Below are some records; repeat them all exactly, minus the pictures.
___ Material for this task ___
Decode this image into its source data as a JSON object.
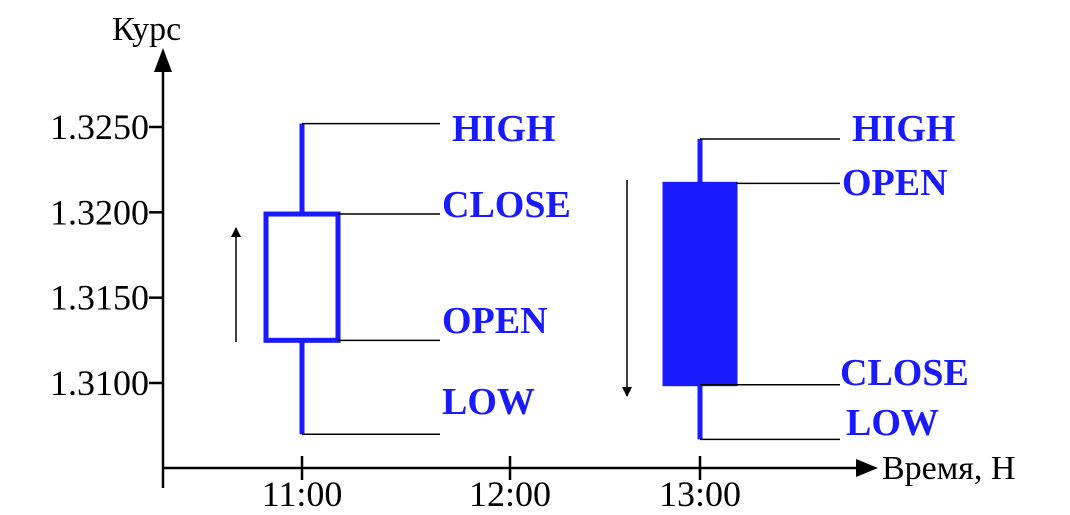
{
  "chart_data": {
    "type": "candlestick",
    "ylabel": "Курс",
    "xlabel": "Время, Н",
    "y_ticks": [
      "1.3250",
      "1.3200",
      "1.3150",
      "1.3100"
    ],
    "y_tick_values": [
      1.325,
      1.32,
      1.315,
      1.31
    ],
    "x_ticks": [
      "11:00",
      "12:00",
      "13:00"
    ],
    "ylim": [
      1.3062,
      1.3325
    ],
    "grid": false,
    "colors": {
      "candle": "#1a1aff",
      "label": "#1a1aff",
      "axis": "#000000",
      "guide": "#000000"
    },
    "candles": [
      {
        "time": "11:00",
        "high": 1.3252,
        "open": 1.3125,
        "close": 1.3199,
        "low": 1.307,
        "direction": "up",
        "filled": false,
        "labels": {
          "high": "HIGH",
          "close": "CLOSE",
          "open": "OPEN",
          "low": "LOW"
        }
      },
      {
        "time": "13:00",
        "high": 1.3243,
        "open": 1.3217,
        "close": 1.3099,
        "low": 1.3067,
        "direction": "down",
        "filled": true,
        "labels": {
          "high": "HIGH",
          "open": "OPEN",
          "close": "CLOSE",
          "low": "LOW"
        }
      }
    ]
  }
}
___
§ **Complete output**
Decode this image into its source data as a JSON object.
{
  "chart_data": {
    "type": "candlestick",
    "ylabel": "Курс",
    "xlabel": "Время, Н",
    "y_ticks": [
      "1.3250",
      "1.3200",
      "1.3150",
      "1.3100"
    ],
    "y_tick_values": [
      1.325,
      1.32,
      1.315,
      1.31
    ],
    "x_ticks": [
      "11:00",
      "12:00",
      "13:00"
    ],
    "ylim": [
      1.3062,
      1.3325
    ],
    "grid": false,
    "colors": {
      "candle": "#1a1aff",
      "label": "#1a1aff",
      "axis": "#000000",
      "guide": "#000000"
    },
    "candles": [
      {
        "time": "11:00",
        "high": 1.3252,
        "open": 1.3125,
        "close": 1.3199,
        "low": 1.307,
        "direction": "up",
        "filled": false,
        "labels": {
          "high": "HIGH",
          "close": "CLOSE",
          "open": "OPEN",
          "low": "LOW"
        }
      },
      {
        "time": "13:00",
        "high": 1.3243,
        "open": 1.3217,
        "close": 1.3099,
        "low": 1.3067,
        "direction": "down",
        "filled": true,
        "labels": {
          "high": "HIGH",
          "open": "OPEN",
          "close": "CLOSE",
          "low": "LOW"
        }
      }
    ]
  }
}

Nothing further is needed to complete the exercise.